(Figure collection entries)
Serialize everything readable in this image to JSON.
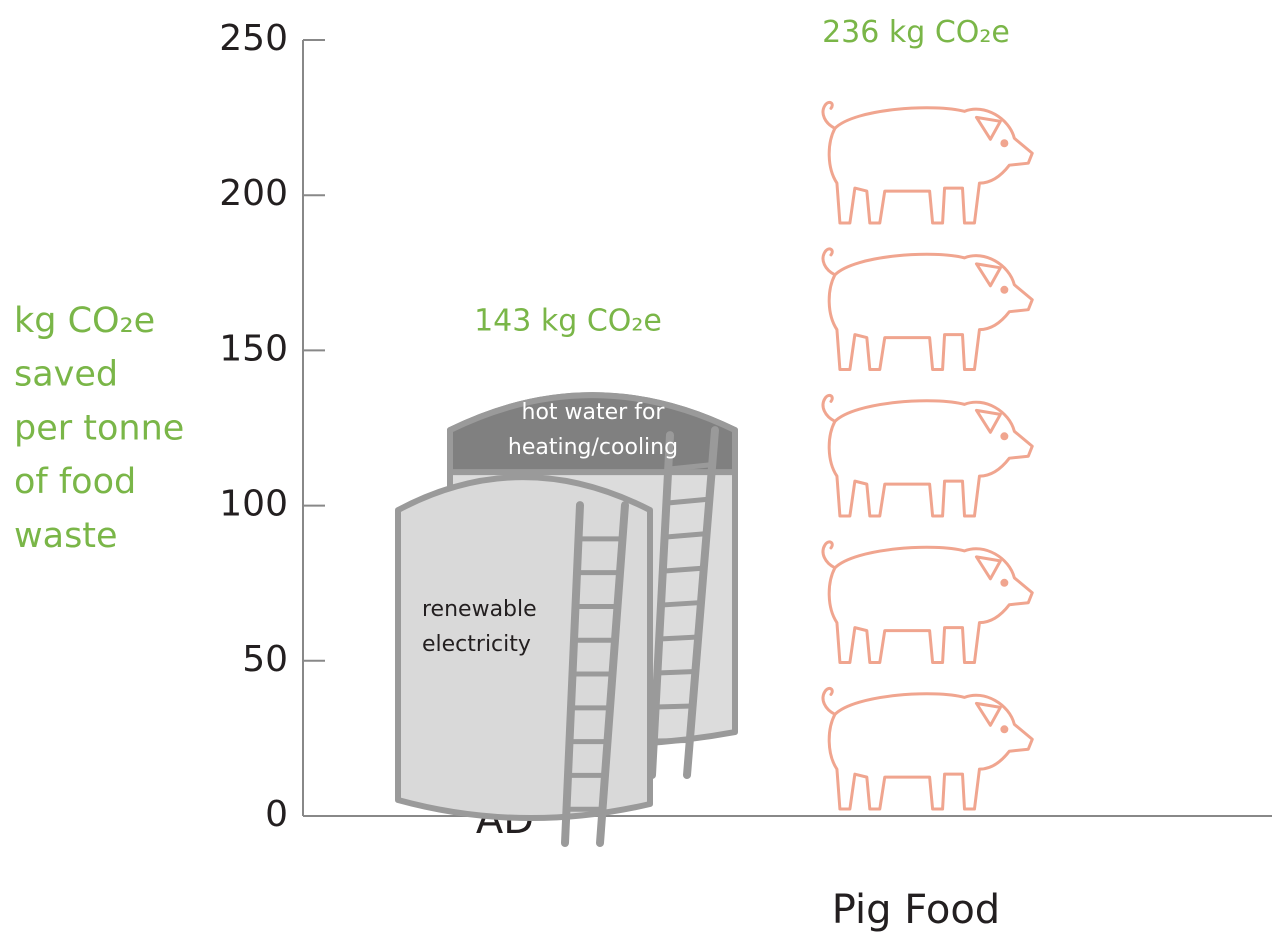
{
  "chart_data": {
    "type": "pictograph",
    "ylabel": [
      "kg CO₂e",
      "saved",
      "per tonne",
      "of food",
      "waste"
    ],
    "categories": [
      "AD",
      "Pig Food"
    ],
    "values": [
      143,
      236
    ],
    "value_labels": [
      "143 kg CO₂e",
      "236 kg CO₂e"
    ],
    "annotations": [
      [
        "hot water for",
        "heating/cooling"
      ],
      [
        "renewable",
        "electricity"
      ]
    ],
    "ylim": [
      0,
      250
    ],
    "yticks": [
      0,
      50,
      100,
      150,
      200,
      250
    ],
    "colors": {
      "label": "#7ab648",
      "pig": "#f0a58f",
      "tank": "#dcdcdc",
      "tank_outline": "#9a9a9a",
      "tank_cap": "#808080"
    }
  }
}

■ EXERCISE
Without the pictures, return the entries exactly as they appear.

■ OUTPUT FOR THIS EXERCISE
Serialize everything readable in this image to JSON.
{
  "chart_data": {
    "type": "pictograph",
    "ylabel": [
      "kg CO₂e",
      "saved",
      "per tonne",
      "of food",
      "waste"
    ],
    "categories": [
      "AD",
      "Pig Food"
    ],
    "values": [
      143,
      236
    ],
    "value_labels": [
      "143 kg CO₂e",
      "236 kg CO₂e"
    ],
    "annotations": [
      [
        "hot water for",
        "heating/cooling"
      ],
      [
        "renewable",
        "electricity"
      ]
    ],
    "ylim": [
      0,
      250
    ],
    "yticks": [
      0,
      50,
      100,
      150,
      200,
      250
    ],
    "colors": {
      "label": "#7ab648",
      "pig": "#f0a58f",
      "tank": "#dcdcdc",
      "tank_outline": "#9a9a9a",
      "tank_cap": "#808080"
    }
  }
}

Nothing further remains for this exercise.